Exercise — Copy each line of the data below exactly, leaving out pictures.

--- START OF Stored data ---

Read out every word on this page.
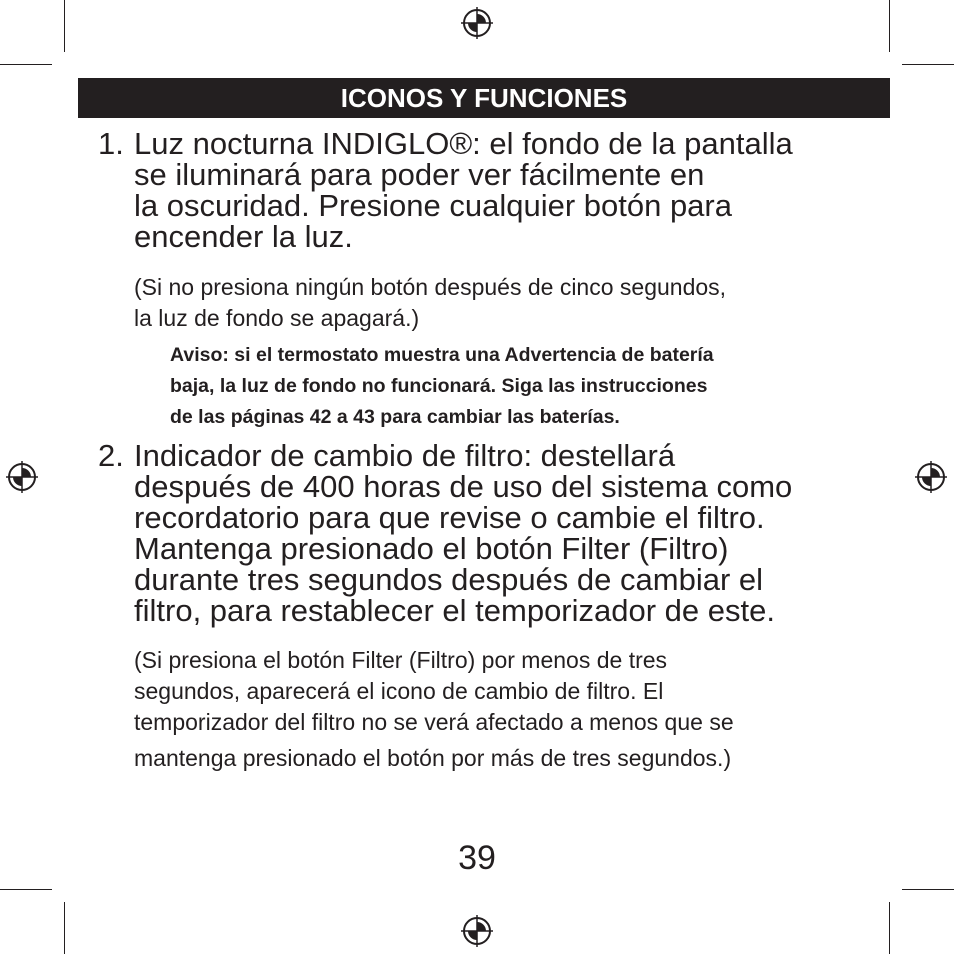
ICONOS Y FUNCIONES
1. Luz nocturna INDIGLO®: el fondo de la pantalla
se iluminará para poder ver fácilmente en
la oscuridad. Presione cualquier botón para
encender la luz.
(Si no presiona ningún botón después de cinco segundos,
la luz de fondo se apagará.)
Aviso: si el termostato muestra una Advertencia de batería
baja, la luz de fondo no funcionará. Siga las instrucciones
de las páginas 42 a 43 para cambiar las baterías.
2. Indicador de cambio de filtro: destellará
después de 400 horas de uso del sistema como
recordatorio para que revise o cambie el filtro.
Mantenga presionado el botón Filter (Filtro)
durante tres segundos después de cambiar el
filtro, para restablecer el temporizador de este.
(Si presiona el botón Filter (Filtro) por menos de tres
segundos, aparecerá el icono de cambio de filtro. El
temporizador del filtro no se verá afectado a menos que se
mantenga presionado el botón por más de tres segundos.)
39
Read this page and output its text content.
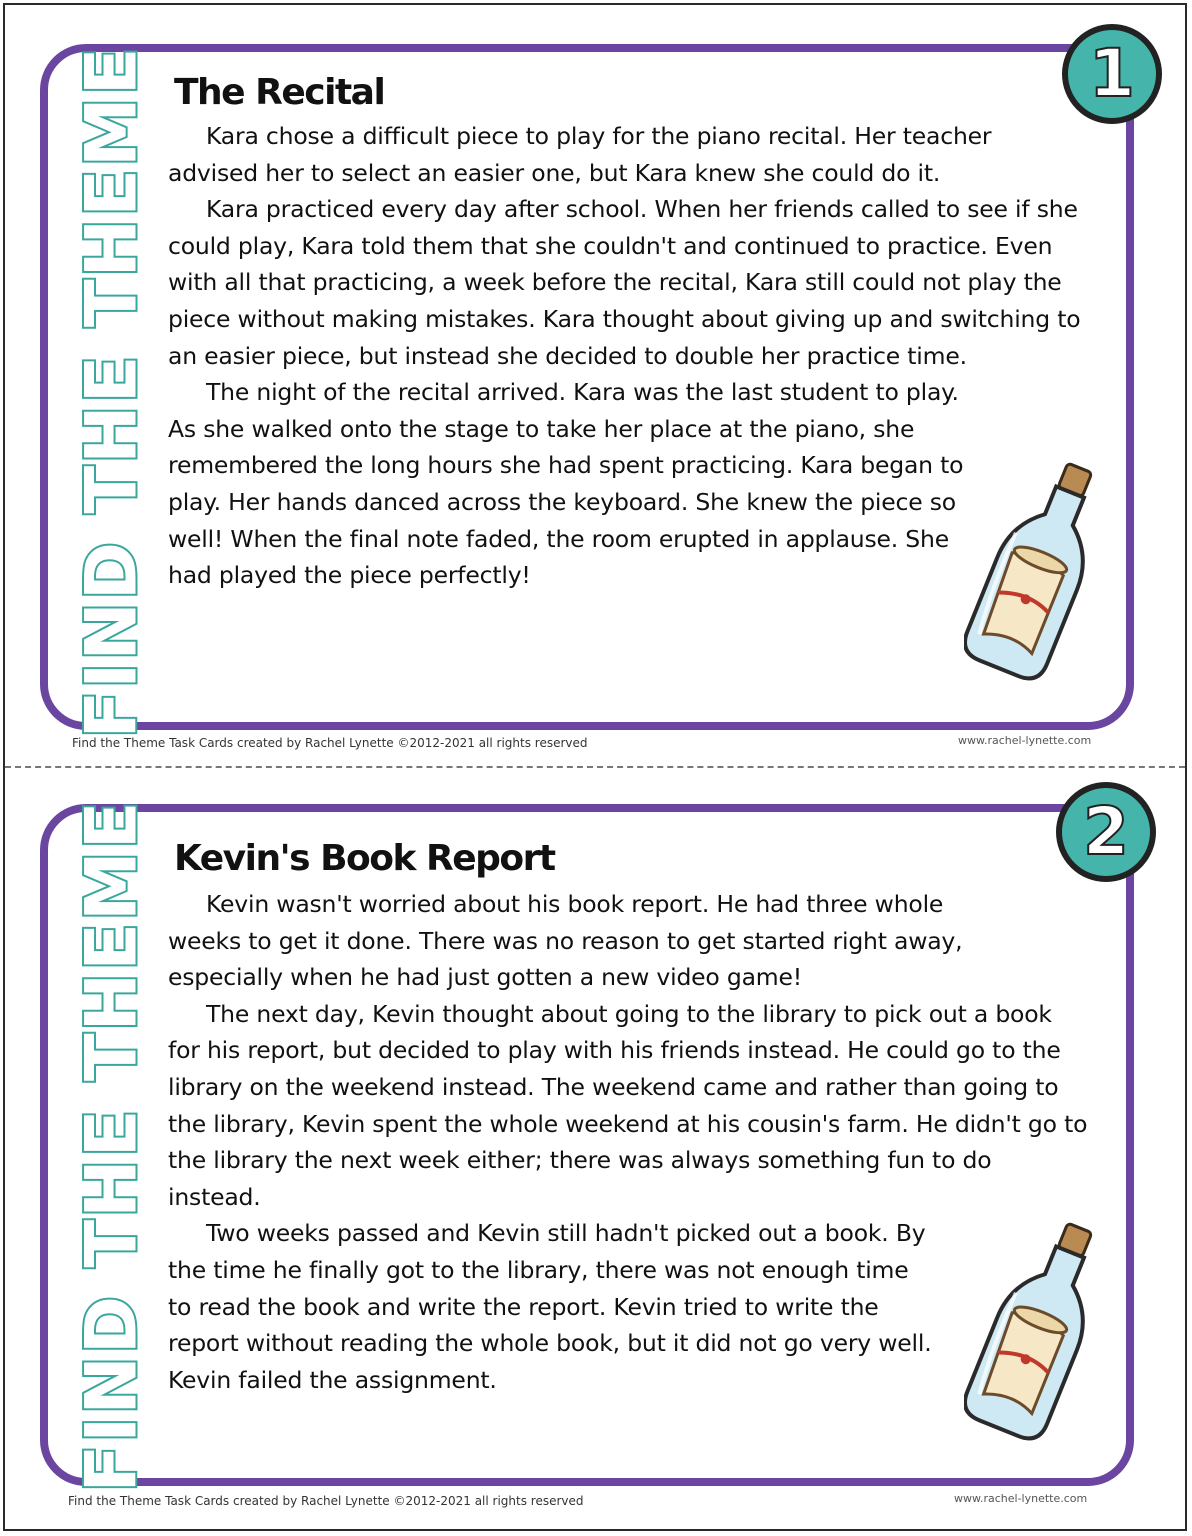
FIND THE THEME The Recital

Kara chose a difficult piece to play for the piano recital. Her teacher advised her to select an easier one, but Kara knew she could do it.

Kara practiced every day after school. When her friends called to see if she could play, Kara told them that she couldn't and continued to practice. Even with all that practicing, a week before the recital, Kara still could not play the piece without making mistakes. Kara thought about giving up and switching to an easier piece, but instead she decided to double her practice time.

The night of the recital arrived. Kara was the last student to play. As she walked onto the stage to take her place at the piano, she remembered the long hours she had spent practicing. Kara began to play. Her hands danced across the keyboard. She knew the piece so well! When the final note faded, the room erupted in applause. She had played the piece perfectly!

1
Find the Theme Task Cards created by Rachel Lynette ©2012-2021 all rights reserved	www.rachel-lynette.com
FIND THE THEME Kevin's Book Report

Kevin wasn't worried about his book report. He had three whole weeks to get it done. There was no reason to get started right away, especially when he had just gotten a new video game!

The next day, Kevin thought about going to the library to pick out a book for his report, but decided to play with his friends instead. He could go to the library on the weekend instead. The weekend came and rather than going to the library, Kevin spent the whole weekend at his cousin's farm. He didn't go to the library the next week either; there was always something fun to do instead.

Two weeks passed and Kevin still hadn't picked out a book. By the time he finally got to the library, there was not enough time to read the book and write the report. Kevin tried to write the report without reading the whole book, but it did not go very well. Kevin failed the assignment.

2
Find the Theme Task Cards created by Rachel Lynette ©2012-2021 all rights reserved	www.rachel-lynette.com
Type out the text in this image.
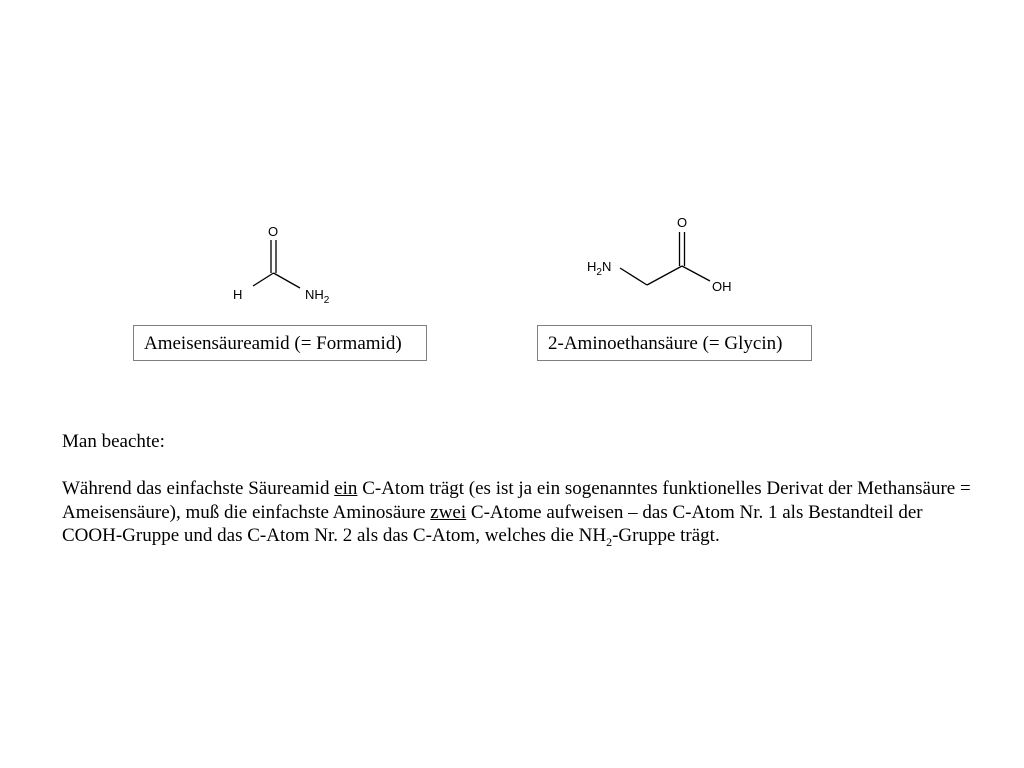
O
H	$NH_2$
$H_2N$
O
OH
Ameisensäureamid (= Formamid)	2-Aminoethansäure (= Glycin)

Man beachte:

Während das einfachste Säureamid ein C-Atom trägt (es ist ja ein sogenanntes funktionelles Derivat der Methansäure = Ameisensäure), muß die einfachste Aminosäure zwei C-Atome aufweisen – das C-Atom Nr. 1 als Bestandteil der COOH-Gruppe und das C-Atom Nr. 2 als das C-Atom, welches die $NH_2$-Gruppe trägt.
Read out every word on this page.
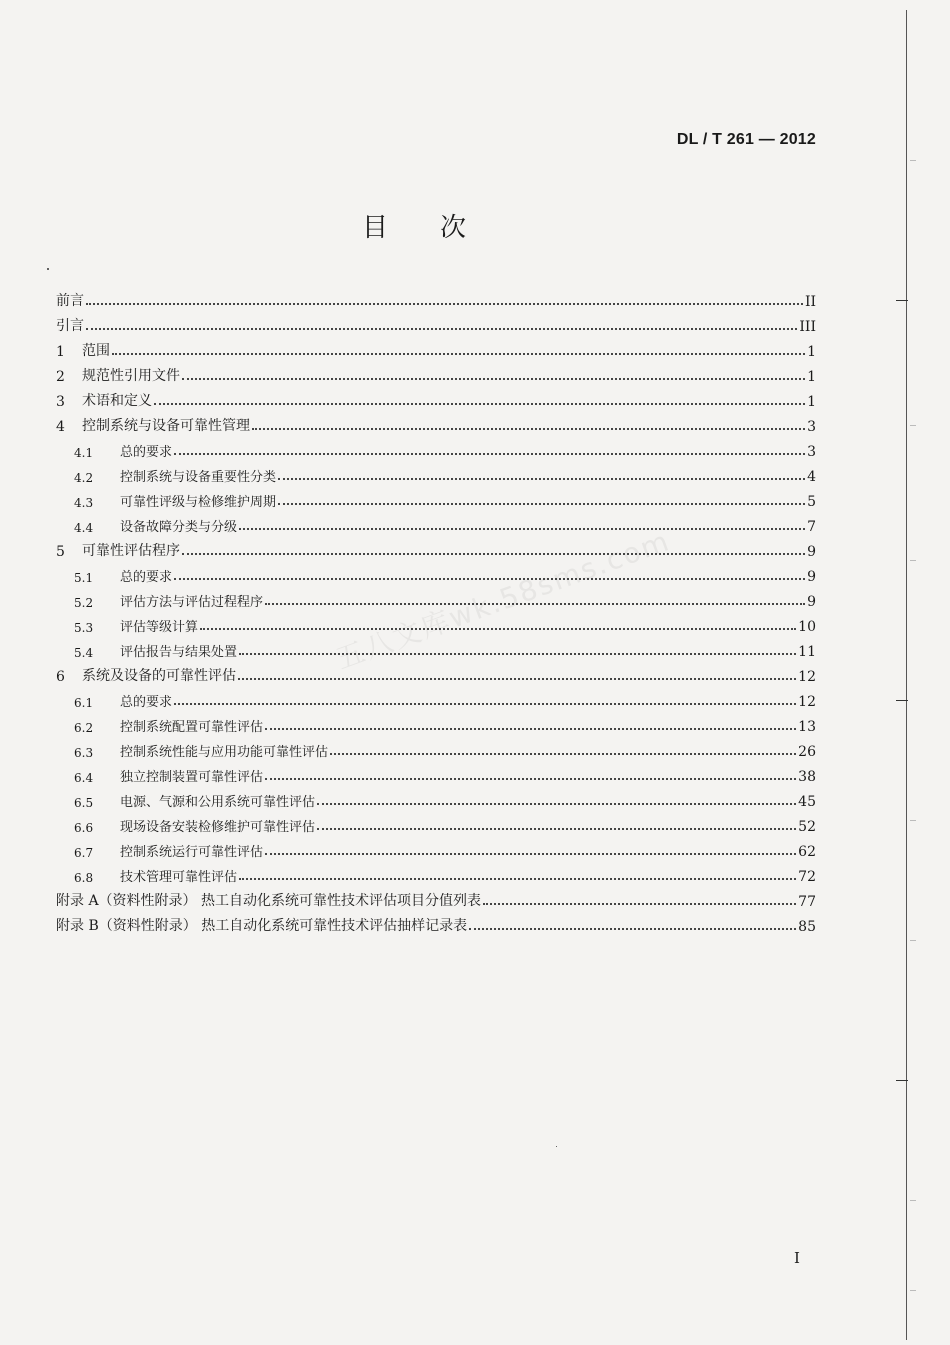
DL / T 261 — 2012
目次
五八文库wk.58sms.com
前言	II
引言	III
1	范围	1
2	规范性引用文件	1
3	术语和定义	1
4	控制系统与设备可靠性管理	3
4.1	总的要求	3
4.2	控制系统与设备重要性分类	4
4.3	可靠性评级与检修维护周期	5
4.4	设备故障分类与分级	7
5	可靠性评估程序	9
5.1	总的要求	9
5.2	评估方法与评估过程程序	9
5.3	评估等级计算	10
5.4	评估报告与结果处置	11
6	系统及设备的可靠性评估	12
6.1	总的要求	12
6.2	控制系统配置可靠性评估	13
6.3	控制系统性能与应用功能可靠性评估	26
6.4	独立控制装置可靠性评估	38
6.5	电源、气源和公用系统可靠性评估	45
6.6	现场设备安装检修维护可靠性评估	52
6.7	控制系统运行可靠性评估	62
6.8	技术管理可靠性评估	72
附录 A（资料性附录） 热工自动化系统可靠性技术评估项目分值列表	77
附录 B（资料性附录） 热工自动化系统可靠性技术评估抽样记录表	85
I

--- END OF Stored data ---

Solution below —
Read out every word on this page.
ICONOS Y FUNCIONES
1. Luz nocturna INDIGLO®: el fondo de la pantalla
se iluminará para poder ver fácilmente en
la oscuridad. Presione cualquier botón para
encender la luz.
(Si no presiona ningún botón después de cinco segundos,
la luz de fondo se apagará.)
Aviso: si el termostato muestra una Advertencia de batería
baja, la luz de fondo no funcionará. Siga las instrucciones
de las páginas 42 a 43 para cambiar las baterías.
2. Indicador de cambio de filtro: destellará
después de 400 horas de uso del sistema como
recordatorio para que revise o cambie el filtro.
Mantenga presionado el botón Filter (Filtro)
durante tres segundos después de cambiar el
filtro, para restablecer el temporizador de este.
(Si presiona el botón Filter (Filtro) por menos de tres
segundos, aparecerá el icono de cambio de filtro. El
temporizador del filtro no se verá afectado a menos que se
mantenga presionado el botón por más de tres segundos.)
39
Read this page and output its text content.
FIND THE THEME The Recital

Kara chose a difficult piece to play for the piano recital. Her teacher advised her to select an easier one, but Kara knew she could do it.

Kara practiced every day after school. When her friends called to see if she could play, Kara told them that she couldn't and continued to practice. Even with all that practicing, a week before the recital, Kara still could not play the piece without making mistakes. Kara thought about giving up and switching to an easier piece, but instead she decided to double her practice time.

The night of the recital arrived. Kara was the last student to play. As she walked onto the stage to take her place at the piano, she remembered the long hours she had spent practicing. Kara began to play. Her hands danced across the keyboard. She knew the piece so well! When the final note faded, the room erupted in applause. She had played the piece perfectly!

1
Find the Theme Task Cards created by Rachel Lynette ©2012-2021 all rights reserved	www.rachel-lynette.com
FIND THE THEME Kevin's Book Report

Kevin wasn't worried about his book report. He had three whole weeks to get it done. There was no reason to get started right away, especially when he had just gotten a new video game!

The next day, Kevin thought about going to the library to pick out a book for his report, but decided to play with his friends instead. He could go to the library on the weekend instead. The weekend came and rather than going to the library, Kevin spent the whole weekend at his cousin's farm. He didn't go to the library the next week either; there was always something fun to do instead.

Two weeks passed and Kevin still hadn't picked out a book. By the time he finally got to the library, there was not enough time to read the book and write the report. Kevin tried to write the report without reading the whole book, but it did not go very well. Kevin failed the assignment.

2
Find the Theme Task Cards created by Rachel Lynette ©2012-2021 all rights reserved	www.rachel-lynette.com
Type out the text in this image.
O
H	$NH_2$
$H_2N$
O
OH
Ameisensäureamid (= Formamid)	2-Aminoethansäure (= Glycin)

Man beachte:

Während das einfachste Säureamid ein C-Atom trägt (es ist ja ein sogenanntes funktionelles Derivat der Methansäure = Ameisensäure), muß die einfachste Aminosäure zwei C-Atome aufweisen – das C-Atom Nr. 1 als Bestandteil der COOH-Gruppe und das C-Atom Nr. 2 als das C-Atom, welches die $NH_2$-Gruppe trägt.
Read out every word on this page.
DL / T 261 — 2012
目次
五八文库wk.58sms.com
前言	II
引言	III
1	范围	1
2	规范性引用文件	1
3	术语和定义	1
4	控制系统与设备可靠性管理	3
4.1	总的要求	3
4.2	控制系统与设备重要性分类	4
4.3	可靠性评级与检修维护周期	5
4.4	设备故障分类与分级	7
5	可靠性评估程序	9
5.1	总的要求	9
5.2	评估方法与评估过程程序	9
5.3	评估等级计算	10
5.4	评估报告与结果处置	11
6	系统及设备的可靠性评估	12
6.1	总的要求	12
6.2	控制系统配置可靠性评估	13
6.3	控制系统性能与应用功能可靠性评估	26
6.4	独立控制装置可靠性评估	38
6.5	电源、气源和公用系统可靠性评估	45
6.6	现场设备安装检修维护可靠性评估	52
6.7	控制系统运行可靠性评估	62
6.8	技术管理可靠性评估	72
附录 A（资料性附录） 热工自动化系统可靠性技术评估项目分值列表	77
附录 B（资料性附录） 热工自动化系统可靠性技术评估抽样记录表	85
I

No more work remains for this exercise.